### Task input

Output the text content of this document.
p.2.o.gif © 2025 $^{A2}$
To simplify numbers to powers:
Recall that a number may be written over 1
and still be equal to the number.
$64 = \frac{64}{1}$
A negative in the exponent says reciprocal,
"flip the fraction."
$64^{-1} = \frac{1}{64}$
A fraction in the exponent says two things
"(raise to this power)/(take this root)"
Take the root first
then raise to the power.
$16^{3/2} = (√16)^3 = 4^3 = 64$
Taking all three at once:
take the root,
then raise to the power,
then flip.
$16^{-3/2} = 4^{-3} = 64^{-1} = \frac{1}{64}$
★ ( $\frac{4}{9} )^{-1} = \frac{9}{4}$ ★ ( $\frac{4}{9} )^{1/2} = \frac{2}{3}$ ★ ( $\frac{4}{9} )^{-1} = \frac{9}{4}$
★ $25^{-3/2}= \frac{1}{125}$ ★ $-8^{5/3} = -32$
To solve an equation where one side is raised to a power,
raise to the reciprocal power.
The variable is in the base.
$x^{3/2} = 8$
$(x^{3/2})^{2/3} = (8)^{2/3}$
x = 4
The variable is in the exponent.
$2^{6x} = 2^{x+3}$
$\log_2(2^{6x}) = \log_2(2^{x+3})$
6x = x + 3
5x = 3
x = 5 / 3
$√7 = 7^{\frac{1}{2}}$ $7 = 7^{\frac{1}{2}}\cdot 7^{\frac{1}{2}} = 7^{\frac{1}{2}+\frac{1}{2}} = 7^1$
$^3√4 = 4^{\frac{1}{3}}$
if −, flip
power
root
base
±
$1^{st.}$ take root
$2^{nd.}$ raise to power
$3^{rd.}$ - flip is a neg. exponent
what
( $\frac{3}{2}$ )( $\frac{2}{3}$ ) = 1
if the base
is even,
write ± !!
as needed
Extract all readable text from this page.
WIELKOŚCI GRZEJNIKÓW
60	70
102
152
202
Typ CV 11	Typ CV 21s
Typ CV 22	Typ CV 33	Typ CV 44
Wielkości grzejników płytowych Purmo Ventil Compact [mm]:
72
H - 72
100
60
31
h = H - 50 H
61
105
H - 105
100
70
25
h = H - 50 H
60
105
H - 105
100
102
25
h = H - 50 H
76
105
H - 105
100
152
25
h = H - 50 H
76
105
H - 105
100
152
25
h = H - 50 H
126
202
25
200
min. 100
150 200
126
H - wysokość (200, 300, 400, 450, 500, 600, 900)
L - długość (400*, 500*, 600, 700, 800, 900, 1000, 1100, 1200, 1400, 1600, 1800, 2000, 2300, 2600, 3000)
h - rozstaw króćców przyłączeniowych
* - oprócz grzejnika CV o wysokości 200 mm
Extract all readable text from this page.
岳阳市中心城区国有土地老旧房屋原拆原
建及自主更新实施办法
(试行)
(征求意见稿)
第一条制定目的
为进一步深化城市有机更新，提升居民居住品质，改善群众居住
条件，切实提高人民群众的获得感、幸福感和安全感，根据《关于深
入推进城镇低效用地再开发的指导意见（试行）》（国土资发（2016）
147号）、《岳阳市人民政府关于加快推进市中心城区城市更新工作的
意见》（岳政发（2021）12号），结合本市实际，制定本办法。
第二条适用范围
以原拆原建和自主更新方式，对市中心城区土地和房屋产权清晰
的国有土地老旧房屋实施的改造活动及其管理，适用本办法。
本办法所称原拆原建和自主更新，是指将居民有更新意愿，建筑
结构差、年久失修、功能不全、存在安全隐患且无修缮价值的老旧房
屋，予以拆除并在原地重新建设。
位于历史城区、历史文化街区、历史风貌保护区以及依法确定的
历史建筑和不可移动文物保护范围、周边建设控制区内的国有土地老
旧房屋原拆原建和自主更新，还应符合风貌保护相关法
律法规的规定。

### Task details
Make an exact copy of the data above.

### Response to this exercise
Output the text content of this document.
p.2.o.gif © 2025 $^{A2}$
To simplify numbers to powers:
Recall that a number may be written over 1
and still be equal to the number.
$64 = \frac{64}{1}$
A negative in the exponent says reciprocal,
"flip the fraction."
$64^{-1} = \frac{1}{64}$
A fraction in the exponent says two things
"(raise to this power)/(take this root)"
Take the root first
then raise to the power.
$16^{3/2} = (√16)^3 = 4^3 = 64$
Taking all three at once:
take the root,
then raise to the power,
then flip.
$16^{-3/2} = 4^{-3} = 64^{-1} = \frac{1}{64}$
★ ( $\frac{4}{9} )^{-1} = \frac{9}{4}$ ★ ( $\frac{4}{9} )^{1/2} = \frac{2}{3}$ ★ ( $\frac{4}{9} )^{-1} = \frac{9}{4}$
★ $25^{-3/2}= \frac{1}{125}$ ★ $-8^{5/3} = -32$
To solve an equation where one side is raised to a power,
raise to the reciprocal power.
The variable is in the base.
$x^{3/2} = 8$
$(x^{3/2})^{2/3} = (8)^{2/3}$
x = 4
The variable is in the exponent.
$2^{6x} = 2^{x+3}$
$\log_2(2^{6x}) = \log_2(2^{x+3})$
6x = x + 3
5x = 3
x = 5 / 3
$√7 = 7^{\frac{1}{2}}$ $7 = 7^{\frac{1}{2}}\cdot 7^{\frac{1}{2}} = 7^{\frac{1}{2}+\frac{1}{2}} = 7^1$
$^3√4 = 4^{\frac{1}{3}}$
if −, flip
power
root
base
±
$1^{st.}$ take root
$2^{nd.}$ raise to power
$3^{rd.}$ - flip is a neg. exponent
what
( $\frac{3}{2}$ )( $\frac{2}{3}$ ) = 1
if the base
is even,
write ± !!
as needed
Extract all readable text from this page.
WIELKOŚCI GRZEJNIKÓW
60	70
102
152
202
Typ CV 11	Typ CV 21s
Typ CV 22	Typ CV 33	Typ CV 44
Wielkości grzejników płytowych Purmo Ventil Compact [mm]:
72
H - 72
100
60
31
h = H - 50 H
61
105
H - 105
100
70
25
h = H - 50 H
60
105
H - 105
100
102
25
h = H - 50 H
76
105
H - 105
100
152
25
h = H - 50 H
76
105
H - 105
100
152
25
h = H - 50 H
126
202
25
200
min. 100
150 200
126
H - wysokość (200, 300, 400, 450, 500, 600, 900)
L - długość (400*, 500*, 600, 700, 800, 900, 1000, 1100, 1200, 1400, 1600, 1800, 2000, 2300, 2600, 3000)
h - rozstaw króćców przyłączeniowych
* - oprócz grzejnika CV o wysokości 200 mm
Extract all readable text from this page.
岳阳市中心城区国有土地老旧房屋原拆原
建及自主更新实施办法
(试行)
(征求意见稿)
第一条制定目的
为进一步深化城市有机更新，提升居民居住品质，改善群众居住
条件，切实提高人民群众的获得感、幸福感和安全感，根据《关于深
入推进城镇低效用地再开发的指导意见（试行）》（国土资发（2016）
147号）、《岳阳市人民政府关于加快推进市中心城区城市更新工作的
意见》（岳政发（2021）12号），结合本市实际，制定本办法。
第二条适用范围
以原拆原建和自主更新方式，对市中心城区土地和房屋产权清晰
的国有土地老旧房屋实施的改造活动及其管理，适用本办法。
本办法所称原拆原建和自主更新，是指将居民有更新意愿，建筑
结构差、年久失修、功能不全、存在安全隐患且无修缮价值的老旧房
屋，予以拆除并在原地重新建设。
位于历史城区、历史文化街区、历史风貌保护区以及依法确定的
历史建筑和不可移动文物保护范围、周边建设控制区内的国有土地老
旧房屋原拆原建和自主更新，还应符合风貌保护相关法
律法规的规定。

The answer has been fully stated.